begin Stored data

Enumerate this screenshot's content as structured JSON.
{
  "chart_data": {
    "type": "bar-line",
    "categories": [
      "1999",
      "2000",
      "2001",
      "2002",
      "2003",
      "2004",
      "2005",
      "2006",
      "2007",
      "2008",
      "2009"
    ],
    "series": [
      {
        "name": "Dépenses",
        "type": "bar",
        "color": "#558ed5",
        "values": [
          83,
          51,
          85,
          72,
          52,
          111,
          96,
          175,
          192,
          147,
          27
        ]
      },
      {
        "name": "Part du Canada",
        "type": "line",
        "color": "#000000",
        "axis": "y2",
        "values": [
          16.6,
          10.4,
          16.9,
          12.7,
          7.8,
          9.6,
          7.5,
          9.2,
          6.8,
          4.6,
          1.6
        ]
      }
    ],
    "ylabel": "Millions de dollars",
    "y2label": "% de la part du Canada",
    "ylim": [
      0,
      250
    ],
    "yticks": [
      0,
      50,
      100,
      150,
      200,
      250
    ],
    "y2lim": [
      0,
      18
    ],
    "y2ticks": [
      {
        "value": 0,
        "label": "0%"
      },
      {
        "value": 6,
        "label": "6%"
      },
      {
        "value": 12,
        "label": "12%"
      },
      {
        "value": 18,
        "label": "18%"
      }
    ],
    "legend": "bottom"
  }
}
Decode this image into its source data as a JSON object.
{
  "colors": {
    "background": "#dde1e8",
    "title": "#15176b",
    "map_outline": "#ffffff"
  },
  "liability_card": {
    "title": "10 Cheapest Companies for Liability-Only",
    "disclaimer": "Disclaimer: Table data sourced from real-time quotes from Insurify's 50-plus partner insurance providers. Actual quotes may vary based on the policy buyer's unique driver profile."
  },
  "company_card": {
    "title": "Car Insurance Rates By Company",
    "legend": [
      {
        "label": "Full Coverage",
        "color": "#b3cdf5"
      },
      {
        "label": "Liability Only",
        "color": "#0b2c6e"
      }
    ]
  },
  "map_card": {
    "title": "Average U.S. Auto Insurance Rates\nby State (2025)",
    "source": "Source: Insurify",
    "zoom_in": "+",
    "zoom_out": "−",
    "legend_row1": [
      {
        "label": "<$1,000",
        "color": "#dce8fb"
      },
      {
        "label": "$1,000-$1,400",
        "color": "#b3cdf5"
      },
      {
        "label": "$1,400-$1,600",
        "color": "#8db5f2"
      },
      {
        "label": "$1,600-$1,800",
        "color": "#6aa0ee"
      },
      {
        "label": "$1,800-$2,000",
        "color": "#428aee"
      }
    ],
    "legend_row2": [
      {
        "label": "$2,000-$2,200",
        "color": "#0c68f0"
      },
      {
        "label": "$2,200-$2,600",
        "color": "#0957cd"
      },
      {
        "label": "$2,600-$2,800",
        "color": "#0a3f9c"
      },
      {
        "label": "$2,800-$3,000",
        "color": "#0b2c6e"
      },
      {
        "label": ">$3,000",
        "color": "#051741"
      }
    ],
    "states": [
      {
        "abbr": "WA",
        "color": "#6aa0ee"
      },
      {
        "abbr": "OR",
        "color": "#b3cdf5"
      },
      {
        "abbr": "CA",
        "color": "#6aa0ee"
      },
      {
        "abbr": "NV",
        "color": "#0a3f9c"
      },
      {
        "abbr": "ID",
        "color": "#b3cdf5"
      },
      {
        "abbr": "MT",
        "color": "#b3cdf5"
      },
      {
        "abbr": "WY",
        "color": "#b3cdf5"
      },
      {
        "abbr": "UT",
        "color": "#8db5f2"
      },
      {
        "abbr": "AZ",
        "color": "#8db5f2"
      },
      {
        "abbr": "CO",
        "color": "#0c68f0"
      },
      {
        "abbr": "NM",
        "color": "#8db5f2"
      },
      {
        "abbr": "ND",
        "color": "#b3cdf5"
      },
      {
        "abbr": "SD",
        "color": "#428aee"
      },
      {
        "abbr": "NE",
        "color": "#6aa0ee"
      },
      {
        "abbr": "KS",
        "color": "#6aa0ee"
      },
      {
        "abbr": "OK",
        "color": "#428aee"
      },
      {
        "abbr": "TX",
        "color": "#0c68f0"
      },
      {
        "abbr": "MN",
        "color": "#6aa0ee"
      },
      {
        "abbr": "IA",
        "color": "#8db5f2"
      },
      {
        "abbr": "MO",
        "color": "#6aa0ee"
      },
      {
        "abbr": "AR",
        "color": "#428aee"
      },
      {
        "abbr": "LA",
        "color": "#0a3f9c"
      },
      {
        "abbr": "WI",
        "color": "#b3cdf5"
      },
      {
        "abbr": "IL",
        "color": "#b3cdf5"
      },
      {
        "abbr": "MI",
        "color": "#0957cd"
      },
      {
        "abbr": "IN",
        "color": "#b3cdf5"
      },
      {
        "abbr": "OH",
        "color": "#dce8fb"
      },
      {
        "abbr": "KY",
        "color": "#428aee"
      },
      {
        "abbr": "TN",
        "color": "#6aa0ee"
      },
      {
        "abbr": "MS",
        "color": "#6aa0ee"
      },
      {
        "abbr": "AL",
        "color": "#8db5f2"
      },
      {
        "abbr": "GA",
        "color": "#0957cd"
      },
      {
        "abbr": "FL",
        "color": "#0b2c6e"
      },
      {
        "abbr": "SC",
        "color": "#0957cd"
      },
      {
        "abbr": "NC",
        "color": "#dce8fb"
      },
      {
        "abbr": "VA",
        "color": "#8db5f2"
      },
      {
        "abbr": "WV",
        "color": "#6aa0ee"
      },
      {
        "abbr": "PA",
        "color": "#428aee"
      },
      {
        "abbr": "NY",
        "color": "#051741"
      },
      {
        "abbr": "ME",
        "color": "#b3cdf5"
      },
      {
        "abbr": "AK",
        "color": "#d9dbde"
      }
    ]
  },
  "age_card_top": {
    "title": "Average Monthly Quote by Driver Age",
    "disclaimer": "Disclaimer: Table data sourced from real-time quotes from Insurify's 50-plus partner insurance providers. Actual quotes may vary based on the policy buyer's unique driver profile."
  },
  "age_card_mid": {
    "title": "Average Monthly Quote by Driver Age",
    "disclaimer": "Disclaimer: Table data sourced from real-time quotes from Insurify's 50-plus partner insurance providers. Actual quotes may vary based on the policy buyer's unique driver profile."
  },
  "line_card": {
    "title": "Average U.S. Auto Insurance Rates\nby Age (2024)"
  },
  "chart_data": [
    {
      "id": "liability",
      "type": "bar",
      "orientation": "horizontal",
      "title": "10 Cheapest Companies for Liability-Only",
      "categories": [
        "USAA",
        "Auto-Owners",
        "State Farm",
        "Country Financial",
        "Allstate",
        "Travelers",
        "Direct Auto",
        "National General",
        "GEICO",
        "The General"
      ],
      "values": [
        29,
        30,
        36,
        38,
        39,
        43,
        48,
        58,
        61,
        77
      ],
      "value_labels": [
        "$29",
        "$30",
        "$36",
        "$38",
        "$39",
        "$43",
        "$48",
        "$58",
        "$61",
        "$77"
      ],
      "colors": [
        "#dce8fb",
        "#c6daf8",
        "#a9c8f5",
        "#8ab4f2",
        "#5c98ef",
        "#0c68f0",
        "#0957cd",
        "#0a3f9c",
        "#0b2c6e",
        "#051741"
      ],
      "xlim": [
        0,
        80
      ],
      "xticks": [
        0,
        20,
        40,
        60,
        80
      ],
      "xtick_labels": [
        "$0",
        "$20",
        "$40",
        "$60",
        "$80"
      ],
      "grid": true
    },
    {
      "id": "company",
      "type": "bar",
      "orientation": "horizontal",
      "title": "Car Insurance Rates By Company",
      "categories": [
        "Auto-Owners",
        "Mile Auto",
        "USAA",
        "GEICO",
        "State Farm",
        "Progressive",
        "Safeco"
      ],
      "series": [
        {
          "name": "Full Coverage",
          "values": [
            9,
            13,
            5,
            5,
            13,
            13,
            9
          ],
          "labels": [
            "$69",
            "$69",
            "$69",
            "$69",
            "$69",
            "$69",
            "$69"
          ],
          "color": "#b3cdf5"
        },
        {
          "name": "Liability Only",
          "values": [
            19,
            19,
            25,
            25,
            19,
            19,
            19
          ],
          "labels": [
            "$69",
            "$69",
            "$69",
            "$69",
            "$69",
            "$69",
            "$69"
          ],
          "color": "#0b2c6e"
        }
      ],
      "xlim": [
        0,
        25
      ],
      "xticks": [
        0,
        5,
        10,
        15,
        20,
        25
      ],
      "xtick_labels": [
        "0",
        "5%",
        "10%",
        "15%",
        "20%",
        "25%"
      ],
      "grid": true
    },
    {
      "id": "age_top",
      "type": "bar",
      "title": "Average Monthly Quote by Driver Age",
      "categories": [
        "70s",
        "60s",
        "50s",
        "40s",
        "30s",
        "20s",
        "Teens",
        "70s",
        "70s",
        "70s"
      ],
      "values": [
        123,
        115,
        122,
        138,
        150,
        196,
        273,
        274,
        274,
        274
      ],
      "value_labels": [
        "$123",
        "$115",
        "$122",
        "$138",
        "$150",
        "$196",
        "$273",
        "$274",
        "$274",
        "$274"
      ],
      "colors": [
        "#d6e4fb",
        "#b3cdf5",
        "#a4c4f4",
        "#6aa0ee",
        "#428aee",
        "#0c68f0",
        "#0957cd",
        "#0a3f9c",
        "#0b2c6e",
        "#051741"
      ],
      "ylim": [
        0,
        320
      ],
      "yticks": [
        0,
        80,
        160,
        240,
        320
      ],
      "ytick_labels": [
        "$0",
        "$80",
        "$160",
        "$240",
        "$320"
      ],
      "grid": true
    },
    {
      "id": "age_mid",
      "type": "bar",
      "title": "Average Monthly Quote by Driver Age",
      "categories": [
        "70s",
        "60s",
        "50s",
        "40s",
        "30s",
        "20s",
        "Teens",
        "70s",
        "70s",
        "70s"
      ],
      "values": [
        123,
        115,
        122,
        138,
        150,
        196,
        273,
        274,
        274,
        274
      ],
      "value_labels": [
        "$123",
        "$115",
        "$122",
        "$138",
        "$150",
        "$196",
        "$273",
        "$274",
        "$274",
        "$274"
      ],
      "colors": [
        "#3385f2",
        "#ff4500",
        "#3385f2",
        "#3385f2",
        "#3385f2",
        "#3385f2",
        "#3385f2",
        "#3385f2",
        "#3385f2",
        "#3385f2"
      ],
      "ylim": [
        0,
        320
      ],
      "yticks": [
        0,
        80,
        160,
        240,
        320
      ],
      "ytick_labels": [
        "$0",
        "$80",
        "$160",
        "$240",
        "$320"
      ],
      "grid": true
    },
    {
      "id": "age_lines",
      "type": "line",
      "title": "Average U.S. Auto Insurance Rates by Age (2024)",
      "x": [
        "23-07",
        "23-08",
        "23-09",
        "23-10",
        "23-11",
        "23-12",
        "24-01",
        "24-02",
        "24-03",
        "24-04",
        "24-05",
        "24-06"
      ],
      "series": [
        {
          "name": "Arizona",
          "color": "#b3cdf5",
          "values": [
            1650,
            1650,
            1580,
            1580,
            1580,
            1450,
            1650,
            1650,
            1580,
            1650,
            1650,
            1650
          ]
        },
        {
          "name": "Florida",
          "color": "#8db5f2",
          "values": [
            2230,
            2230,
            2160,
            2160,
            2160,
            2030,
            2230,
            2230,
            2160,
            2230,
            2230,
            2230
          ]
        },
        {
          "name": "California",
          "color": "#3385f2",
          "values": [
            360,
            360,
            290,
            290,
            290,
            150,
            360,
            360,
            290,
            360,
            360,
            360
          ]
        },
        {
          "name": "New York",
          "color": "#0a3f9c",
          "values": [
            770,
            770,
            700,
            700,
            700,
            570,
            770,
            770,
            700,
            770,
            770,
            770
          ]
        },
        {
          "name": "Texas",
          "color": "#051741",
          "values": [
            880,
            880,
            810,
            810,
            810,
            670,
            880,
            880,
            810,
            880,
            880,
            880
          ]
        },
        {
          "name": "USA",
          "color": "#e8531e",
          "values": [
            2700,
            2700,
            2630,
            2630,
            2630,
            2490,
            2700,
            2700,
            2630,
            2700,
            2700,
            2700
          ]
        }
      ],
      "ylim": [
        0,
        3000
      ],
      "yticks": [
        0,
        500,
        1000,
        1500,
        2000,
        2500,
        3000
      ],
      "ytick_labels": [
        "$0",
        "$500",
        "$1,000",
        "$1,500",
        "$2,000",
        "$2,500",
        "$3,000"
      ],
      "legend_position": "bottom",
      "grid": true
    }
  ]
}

end Stored data

Task: From the entries, copy out each line containing the word "Companies".

Answer below:
    "title": "10 Cheapest Companies for Liability-Only",
      "title": "10 Cheapest Companies for Liability-Only",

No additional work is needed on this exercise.